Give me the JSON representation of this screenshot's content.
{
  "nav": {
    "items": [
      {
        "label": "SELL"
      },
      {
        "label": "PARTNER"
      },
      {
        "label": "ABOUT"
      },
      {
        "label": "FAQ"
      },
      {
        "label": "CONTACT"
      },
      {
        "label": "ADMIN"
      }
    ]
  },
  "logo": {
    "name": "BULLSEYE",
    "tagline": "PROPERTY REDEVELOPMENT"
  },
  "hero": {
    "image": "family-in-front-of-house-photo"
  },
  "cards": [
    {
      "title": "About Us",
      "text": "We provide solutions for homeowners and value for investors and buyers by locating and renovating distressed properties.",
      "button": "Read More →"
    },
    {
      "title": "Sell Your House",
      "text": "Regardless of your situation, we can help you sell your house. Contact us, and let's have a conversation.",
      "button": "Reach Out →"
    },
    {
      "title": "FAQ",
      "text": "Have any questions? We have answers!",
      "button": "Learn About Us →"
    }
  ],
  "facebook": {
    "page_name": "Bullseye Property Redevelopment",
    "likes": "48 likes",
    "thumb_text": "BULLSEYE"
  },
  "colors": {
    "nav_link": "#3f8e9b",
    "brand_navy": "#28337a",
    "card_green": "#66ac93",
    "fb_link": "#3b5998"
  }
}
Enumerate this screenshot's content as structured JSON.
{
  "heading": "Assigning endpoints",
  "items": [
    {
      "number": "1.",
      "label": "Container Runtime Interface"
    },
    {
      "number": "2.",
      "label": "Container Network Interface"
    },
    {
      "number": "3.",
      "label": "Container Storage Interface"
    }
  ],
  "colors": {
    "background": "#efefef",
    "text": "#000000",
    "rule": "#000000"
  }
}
━━━━━━━━━━━━━━━━━━━━
_Work to complete_
Your task is to repeat every entry exactly.

_Full output_
Give me the JSON representation of this screenshot's content.
{
  "nav": {
    "items": [
      {
        "label": "SELL"
      },
      {
        "label": "PARTNER"
      },
      {
        "label": "ABOUT"
      },
      {
        "label": "FAQ"
      },
      {
        "label": "CONTACT"
      },
      {
        "label": "ADMIN"
      }
    ]
  },
  "logo": {
    "name": "BULLSEYE",
    "tagline": "PROPERTY REDEVELOPMENT"
  },
  "hero": {
    "image": "family-in-front-of-house-photo"
  },
  "cards": [
    {
      "title": "About Us",
      "text": "We provide solutions for homeowners and value for investors and buyers by locating and renovating distressed properties.",
      "button": "Read More →"
    },
    {
      "title": "Sell Your House",
      "text": "Regardless of your situation, we can help you sell your house. Contact us, and let's have a conversation.",
      "button": "Reach Out →"
    },
    {
      "title": "FAQ",
      "text": "Have any questions? We have answers!",
      "button": "Learn About Us →"
    }
  ],
  "facebook": {
    "page_name": "Bullseye Property Redevelopment",
    "likes": "48 likes",
    "thumb_text": "BULLSEYE"
  },
  "colors": {
    "nav_link": "#3f8e9b",
    "brand_navy": "#28337a",
    "card_green": "#66ac93",
    "fb_link": "#3b5998"
  }
}
Enumerate this screenshot's content as structured JSON.
{
  "heading": "Assigning endpoints",
  "items": [
    {
      "number": "1.",
      "label": "Container Runtime Interface"
    },
    {
      "number": "2.",
      "label": "Container Network Interface"
    },
    {
      "number": "3.",
      "label": "Container Storage Interface"
    }
  ],
  "colors": {
    "background": "#efefef",
    "text": "#000000",
    "rule": "#000000"
  }
}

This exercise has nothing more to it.